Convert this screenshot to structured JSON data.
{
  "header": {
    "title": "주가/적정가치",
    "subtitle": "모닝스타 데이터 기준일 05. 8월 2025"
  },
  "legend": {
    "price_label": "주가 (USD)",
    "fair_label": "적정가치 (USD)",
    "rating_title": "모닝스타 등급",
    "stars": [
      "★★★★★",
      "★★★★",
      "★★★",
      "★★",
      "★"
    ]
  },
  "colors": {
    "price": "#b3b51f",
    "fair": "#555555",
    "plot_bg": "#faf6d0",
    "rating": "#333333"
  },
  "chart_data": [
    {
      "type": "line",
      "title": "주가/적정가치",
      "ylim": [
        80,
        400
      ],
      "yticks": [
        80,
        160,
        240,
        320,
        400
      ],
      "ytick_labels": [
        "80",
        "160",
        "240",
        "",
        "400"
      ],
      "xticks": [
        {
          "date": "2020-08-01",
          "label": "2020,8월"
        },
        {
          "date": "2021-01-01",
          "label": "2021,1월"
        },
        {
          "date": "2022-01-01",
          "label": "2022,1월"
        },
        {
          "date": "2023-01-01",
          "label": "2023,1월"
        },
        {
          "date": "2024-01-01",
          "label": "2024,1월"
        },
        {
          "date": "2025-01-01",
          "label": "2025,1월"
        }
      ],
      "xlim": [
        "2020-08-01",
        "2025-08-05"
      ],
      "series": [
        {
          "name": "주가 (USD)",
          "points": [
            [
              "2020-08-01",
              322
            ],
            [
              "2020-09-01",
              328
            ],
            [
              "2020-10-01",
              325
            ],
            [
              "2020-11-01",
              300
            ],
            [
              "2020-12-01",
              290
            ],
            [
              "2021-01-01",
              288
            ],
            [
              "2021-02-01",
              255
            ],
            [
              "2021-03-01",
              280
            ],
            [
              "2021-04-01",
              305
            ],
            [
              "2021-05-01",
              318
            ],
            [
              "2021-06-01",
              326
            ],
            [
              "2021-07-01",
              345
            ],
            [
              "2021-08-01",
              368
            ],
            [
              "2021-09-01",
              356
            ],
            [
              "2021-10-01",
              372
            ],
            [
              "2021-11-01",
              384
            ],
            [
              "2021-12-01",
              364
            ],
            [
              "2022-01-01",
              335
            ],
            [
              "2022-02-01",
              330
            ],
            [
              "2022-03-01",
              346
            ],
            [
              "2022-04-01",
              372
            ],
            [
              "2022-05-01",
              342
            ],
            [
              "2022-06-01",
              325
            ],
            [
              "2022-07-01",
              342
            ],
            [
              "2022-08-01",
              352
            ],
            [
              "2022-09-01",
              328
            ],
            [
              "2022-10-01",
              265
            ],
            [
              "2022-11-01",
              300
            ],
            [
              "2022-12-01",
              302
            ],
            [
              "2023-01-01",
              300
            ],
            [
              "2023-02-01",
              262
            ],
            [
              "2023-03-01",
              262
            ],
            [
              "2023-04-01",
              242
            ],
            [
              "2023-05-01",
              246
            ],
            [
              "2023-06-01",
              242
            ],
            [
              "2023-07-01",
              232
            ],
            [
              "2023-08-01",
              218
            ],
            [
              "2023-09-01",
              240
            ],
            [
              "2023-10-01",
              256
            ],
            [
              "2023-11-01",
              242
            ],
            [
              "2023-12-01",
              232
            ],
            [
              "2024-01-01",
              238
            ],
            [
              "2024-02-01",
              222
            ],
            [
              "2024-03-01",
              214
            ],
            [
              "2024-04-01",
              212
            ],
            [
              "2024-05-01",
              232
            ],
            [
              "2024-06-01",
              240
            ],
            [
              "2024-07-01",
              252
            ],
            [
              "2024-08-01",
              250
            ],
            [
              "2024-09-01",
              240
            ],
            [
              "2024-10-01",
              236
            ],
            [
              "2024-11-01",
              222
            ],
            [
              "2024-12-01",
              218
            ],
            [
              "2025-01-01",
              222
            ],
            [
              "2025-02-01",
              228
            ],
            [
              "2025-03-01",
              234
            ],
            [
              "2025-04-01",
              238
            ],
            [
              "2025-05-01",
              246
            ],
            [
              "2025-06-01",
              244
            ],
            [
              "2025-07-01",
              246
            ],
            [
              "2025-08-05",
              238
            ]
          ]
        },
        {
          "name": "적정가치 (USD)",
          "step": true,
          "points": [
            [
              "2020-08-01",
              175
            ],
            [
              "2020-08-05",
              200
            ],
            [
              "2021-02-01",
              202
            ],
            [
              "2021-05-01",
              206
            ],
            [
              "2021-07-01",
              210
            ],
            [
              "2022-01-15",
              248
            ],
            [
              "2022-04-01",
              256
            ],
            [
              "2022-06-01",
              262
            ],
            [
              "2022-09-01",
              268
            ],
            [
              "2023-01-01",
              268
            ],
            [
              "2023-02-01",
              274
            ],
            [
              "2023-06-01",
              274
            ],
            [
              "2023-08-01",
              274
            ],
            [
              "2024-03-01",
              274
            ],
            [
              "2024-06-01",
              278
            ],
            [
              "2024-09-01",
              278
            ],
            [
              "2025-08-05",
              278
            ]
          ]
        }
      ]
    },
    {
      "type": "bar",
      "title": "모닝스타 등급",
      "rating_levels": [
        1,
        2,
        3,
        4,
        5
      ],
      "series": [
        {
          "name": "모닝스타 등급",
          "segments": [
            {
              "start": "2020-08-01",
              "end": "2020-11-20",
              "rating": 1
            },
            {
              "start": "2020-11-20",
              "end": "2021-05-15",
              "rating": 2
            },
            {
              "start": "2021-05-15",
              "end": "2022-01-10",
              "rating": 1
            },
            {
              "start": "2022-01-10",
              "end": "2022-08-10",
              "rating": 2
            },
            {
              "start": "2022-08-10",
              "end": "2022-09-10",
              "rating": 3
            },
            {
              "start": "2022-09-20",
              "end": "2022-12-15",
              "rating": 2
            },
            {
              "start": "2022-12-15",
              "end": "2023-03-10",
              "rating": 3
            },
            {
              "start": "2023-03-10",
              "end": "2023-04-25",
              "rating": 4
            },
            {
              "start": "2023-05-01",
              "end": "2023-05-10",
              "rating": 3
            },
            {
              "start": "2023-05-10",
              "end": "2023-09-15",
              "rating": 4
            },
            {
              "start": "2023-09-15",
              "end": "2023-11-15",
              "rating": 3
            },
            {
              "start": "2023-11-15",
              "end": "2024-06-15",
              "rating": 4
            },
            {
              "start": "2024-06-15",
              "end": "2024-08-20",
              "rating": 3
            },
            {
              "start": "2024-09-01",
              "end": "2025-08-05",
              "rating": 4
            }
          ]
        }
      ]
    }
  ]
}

Task instructions.
Tally up the lines in the preceding listing that contain the string "모닝스타". Respond with the number and nothing else.

Completed task.
4